Locate every line that holds the string "rest" and copy it.

— START OF Exercise material —

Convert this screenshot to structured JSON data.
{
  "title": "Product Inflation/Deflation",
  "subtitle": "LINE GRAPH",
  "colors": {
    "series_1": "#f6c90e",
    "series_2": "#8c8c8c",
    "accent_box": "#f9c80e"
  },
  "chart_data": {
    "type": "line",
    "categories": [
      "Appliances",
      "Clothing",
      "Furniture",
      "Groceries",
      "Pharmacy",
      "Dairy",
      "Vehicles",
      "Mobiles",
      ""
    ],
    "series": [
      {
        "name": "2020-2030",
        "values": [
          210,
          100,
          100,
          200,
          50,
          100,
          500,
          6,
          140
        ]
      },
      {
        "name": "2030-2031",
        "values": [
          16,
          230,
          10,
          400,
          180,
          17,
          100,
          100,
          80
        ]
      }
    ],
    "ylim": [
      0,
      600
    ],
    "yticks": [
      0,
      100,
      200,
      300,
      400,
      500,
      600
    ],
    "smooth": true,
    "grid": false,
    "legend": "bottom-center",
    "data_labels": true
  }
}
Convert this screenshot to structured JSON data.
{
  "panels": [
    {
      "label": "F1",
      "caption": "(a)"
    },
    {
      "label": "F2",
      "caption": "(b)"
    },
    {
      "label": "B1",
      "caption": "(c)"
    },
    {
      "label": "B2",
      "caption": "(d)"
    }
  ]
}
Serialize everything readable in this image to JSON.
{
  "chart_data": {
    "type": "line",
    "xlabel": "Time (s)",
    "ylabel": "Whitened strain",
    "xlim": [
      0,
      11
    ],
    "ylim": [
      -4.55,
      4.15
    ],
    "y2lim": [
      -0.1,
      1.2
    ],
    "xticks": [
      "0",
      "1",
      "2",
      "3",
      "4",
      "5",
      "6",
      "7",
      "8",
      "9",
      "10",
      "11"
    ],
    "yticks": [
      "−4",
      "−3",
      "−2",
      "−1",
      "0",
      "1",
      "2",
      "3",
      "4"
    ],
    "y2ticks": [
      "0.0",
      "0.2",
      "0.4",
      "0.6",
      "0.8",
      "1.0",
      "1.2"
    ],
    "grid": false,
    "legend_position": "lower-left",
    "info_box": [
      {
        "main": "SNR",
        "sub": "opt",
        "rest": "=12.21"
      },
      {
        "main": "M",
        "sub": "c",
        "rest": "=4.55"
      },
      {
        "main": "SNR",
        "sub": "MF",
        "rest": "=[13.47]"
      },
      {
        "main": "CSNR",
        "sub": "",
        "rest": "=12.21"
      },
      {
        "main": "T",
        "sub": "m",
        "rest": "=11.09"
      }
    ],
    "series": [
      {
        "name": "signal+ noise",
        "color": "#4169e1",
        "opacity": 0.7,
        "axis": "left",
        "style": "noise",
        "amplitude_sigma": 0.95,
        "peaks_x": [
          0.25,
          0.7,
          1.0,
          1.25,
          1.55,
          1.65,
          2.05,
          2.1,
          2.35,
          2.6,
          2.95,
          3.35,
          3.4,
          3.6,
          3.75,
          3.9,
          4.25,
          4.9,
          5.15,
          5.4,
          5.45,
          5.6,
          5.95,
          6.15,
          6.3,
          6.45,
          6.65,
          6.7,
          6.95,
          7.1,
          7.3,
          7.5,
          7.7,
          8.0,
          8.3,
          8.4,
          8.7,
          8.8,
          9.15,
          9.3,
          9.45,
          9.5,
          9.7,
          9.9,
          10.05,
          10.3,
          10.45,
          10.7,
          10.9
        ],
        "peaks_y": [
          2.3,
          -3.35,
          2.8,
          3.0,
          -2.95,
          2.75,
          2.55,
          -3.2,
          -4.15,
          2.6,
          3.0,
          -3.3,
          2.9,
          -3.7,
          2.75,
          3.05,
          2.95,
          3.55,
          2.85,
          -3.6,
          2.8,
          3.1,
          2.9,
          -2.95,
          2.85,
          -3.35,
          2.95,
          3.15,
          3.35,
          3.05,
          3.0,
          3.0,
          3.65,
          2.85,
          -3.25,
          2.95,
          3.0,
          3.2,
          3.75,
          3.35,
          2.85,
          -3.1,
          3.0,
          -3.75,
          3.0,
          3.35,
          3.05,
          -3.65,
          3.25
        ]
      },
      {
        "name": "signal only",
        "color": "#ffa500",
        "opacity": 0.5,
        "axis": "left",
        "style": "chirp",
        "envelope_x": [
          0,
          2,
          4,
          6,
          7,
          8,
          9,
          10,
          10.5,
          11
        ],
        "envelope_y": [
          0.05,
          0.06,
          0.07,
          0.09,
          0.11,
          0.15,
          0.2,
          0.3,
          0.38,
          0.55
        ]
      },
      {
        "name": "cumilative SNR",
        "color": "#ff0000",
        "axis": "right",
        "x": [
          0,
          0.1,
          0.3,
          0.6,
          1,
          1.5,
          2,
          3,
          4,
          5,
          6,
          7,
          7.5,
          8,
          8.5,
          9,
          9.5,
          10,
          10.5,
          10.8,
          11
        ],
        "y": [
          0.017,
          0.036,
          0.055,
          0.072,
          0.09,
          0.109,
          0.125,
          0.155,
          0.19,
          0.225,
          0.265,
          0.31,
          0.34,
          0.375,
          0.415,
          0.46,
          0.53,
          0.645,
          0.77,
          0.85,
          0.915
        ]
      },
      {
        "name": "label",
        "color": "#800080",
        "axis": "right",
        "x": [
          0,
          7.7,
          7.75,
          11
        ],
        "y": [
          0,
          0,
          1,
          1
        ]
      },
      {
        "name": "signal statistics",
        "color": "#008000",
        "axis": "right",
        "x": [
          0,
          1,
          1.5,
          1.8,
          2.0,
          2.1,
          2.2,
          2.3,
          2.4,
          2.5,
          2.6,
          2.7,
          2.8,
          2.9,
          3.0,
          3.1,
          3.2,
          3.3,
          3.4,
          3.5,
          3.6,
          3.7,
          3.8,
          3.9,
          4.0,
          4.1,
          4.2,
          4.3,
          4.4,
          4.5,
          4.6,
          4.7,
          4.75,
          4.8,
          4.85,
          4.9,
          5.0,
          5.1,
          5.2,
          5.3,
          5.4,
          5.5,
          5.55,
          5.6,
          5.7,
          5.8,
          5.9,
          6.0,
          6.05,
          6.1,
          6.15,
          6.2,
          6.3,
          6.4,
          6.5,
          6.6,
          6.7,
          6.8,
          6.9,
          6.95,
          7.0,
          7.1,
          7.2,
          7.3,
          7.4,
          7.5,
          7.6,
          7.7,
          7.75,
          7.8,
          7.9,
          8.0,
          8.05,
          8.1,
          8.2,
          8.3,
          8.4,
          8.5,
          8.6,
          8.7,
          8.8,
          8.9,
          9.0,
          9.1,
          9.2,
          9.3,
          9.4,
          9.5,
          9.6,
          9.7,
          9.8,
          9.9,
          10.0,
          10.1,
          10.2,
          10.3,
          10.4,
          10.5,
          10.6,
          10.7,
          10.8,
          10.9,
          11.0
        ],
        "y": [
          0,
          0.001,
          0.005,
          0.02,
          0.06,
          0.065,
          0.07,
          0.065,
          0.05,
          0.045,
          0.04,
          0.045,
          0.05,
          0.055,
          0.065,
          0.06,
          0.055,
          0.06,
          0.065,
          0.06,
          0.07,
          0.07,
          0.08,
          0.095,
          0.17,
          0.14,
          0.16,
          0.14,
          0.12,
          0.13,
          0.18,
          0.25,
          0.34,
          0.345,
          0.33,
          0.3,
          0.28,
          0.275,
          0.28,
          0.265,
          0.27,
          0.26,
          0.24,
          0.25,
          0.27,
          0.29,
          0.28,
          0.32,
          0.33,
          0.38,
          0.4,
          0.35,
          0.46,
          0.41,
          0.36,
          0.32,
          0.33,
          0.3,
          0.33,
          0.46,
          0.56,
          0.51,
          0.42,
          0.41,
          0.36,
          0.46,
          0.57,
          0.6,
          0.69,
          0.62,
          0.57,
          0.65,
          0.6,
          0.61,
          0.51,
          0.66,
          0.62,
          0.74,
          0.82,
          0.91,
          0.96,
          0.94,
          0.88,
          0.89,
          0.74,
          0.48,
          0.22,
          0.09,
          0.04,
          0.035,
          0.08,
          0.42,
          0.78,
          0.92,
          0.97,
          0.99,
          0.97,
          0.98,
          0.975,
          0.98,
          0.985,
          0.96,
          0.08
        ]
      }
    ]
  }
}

— END OF Exercise material —

### Response for this exercise
        "rest": "=12.21"
        "rest": "=4.55"
        "rest": "=[13.47]"
        "rest": "=12.21"
        "rest": "=11.09"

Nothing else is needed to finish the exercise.